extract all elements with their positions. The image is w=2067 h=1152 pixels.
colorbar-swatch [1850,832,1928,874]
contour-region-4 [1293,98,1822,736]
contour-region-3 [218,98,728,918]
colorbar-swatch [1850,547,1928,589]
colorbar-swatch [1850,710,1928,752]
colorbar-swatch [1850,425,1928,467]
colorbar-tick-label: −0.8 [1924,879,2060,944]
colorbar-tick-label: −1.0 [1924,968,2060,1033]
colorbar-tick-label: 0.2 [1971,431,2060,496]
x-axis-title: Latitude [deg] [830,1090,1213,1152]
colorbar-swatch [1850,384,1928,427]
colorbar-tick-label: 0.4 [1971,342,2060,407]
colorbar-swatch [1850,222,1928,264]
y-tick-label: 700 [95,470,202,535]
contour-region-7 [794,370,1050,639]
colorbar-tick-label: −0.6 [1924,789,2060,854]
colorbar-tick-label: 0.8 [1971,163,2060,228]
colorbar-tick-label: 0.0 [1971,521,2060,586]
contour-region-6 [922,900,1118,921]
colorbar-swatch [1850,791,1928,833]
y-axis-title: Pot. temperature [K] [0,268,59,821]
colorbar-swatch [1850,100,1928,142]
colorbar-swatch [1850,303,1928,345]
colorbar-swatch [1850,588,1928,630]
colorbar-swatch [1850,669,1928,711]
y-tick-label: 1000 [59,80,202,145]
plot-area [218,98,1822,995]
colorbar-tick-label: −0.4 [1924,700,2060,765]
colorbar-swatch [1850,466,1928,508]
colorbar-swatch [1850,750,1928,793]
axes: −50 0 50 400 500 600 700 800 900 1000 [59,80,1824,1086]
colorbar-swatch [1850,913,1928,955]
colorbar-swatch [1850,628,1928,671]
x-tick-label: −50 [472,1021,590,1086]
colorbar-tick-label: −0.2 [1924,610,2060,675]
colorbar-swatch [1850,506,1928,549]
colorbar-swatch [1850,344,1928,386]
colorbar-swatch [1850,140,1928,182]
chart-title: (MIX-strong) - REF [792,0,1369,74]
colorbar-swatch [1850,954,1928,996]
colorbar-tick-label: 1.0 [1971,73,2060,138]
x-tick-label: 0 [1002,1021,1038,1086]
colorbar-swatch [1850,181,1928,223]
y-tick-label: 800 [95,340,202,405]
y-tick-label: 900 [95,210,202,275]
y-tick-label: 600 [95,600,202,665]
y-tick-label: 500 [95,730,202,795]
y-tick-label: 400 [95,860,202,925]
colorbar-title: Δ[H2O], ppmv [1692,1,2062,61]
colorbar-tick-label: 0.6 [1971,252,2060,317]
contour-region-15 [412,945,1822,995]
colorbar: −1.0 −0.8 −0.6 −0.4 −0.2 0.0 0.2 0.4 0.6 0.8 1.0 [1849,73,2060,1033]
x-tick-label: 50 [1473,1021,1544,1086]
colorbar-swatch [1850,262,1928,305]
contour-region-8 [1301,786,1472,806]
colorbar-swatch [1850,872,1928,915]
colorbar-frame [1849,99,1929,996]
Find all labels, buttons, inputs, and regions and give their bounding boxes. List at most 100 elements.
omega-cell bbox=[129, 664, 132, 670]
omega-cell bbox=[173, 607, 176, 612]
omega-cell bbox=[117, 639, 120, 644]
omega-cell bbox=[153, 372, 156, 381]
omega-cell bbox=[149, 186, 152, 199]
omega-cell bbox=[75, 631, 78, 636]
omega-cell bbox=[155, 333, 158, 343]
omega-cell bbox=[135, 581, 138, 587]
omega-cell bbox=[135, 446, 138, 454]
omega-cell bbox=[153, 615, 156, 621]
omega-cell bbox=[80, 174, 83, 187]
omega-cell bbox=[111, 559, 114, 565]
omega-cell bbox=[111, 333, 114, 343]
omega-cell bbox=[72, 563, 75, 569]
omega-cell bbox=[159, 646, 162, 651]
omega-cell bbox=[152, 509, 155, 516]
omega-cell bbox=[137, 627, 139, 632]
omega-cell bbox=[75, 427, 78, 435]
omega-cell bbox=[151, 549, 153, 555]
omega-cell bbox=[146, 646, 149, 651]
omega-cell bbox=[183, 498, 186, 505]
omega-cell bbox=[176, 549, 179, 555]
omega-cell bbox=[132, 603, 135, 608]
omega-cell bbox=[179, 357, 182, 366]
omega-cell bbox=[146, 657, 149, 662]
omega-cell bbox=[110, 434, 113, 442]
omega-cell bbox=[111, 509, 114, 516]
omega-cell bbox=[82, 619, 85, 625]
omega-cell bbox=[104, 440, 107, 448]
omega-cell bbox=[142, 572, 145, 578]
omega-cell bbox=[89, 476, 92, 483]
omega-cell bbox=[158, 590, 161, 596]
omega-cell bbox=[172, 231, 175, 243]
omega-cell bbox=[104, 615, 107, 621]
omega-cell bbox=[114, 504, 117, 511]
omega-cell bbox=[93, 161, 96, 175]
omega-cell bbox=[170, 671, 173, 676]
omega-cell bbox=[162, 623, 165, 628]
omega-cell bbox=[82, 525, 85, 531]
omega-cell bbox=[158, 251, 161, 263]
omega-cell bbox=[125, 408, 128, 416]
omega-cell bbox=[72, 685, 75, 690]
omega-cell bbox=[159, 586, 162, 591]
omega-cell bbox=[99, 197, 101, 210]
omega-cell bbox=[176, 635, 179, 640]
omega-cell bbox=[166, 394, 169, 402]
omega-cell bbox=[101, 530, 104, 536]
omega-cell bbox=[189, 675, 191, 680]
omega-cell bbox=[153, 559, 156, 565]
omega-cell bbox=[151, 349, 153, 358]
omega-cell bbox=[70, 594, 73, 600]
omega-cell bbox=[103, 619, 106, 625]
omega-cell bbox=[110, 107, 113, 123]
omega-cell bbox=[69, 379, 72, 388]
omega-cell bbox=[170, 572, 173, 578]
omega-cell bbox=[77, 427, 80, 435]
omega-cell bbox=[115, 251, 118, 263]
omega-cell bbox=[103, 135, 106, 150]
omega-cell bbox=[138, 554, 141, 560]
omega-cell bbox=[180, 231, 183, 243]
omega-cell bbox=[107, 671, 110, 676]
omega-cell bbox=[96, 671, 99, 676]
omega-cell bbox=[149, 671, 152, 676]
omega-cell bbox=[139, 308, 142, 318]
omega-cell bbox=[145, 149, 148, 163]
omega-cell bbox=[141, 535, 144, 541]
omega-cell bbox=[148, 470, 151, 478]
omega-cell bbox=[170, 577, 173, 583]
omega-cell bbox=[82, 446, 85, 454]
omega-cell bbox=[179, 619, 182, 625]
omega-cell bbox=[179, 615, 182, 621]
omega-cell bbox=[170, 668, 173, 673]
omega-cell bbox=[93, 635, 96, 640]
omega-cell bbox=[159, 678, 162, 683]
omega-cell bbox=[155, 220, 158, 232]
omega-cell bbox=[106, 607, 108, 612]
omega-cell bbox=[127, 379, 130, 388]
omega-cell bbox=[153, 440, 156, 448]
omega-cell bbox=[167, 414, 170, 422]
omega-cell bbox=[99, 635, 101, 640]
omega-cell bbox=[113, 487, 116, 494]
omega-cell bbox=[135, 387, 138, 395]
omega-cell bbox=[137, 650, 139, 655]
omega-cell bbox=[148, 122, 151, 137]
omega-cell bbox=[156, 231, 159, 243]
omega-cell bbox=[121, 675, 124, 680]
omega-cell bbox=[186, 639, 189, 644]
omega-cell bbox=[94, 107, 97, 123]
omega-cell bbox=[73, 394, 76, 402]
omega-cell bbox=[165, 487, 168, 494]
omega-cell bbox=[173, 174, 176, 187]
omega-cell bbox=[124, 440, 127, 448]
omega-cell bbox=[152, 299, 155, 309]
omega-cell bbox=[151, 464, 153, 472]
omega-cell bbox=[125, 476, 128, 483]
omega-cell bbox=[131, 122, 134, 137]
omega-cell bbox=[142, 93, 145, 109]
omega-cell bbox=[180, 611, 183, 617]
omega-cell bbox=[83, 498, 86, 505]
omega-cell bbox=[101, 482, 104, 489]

══════

:: WHAT TO DO ::
Reproduce the lines above verbatim, from the first one through the line containing "colorbar-swatch [1850,384,1928,427]", including that line.

:: RESULT OF THE TASK ::
extract all elements with their positions. The image is w=2067 h=1152 pixels.
colorbar-swatch [1850,832,1928,874]
contour-region-4 [1293,98,1822,736]
contour-region-3 [218,98,728,918]
colorbar-swatch [1850,547,1928,589]
colorbar-swatch [1850,710,1928,752]
colorbar-swatch [1850,425,1928,467]
colorbar-tick-label: −0.8 [1924,879,2060,944]
colorbar-tick-label: −1.0 [1924,968,2060,1033]
colorbar-tick-label: 0.2 [1971,431,2060,496]
x-axis-title: Latitude [deg] [830,1090,1213,1152]
colorbar-swatch [1850,384,1928,427]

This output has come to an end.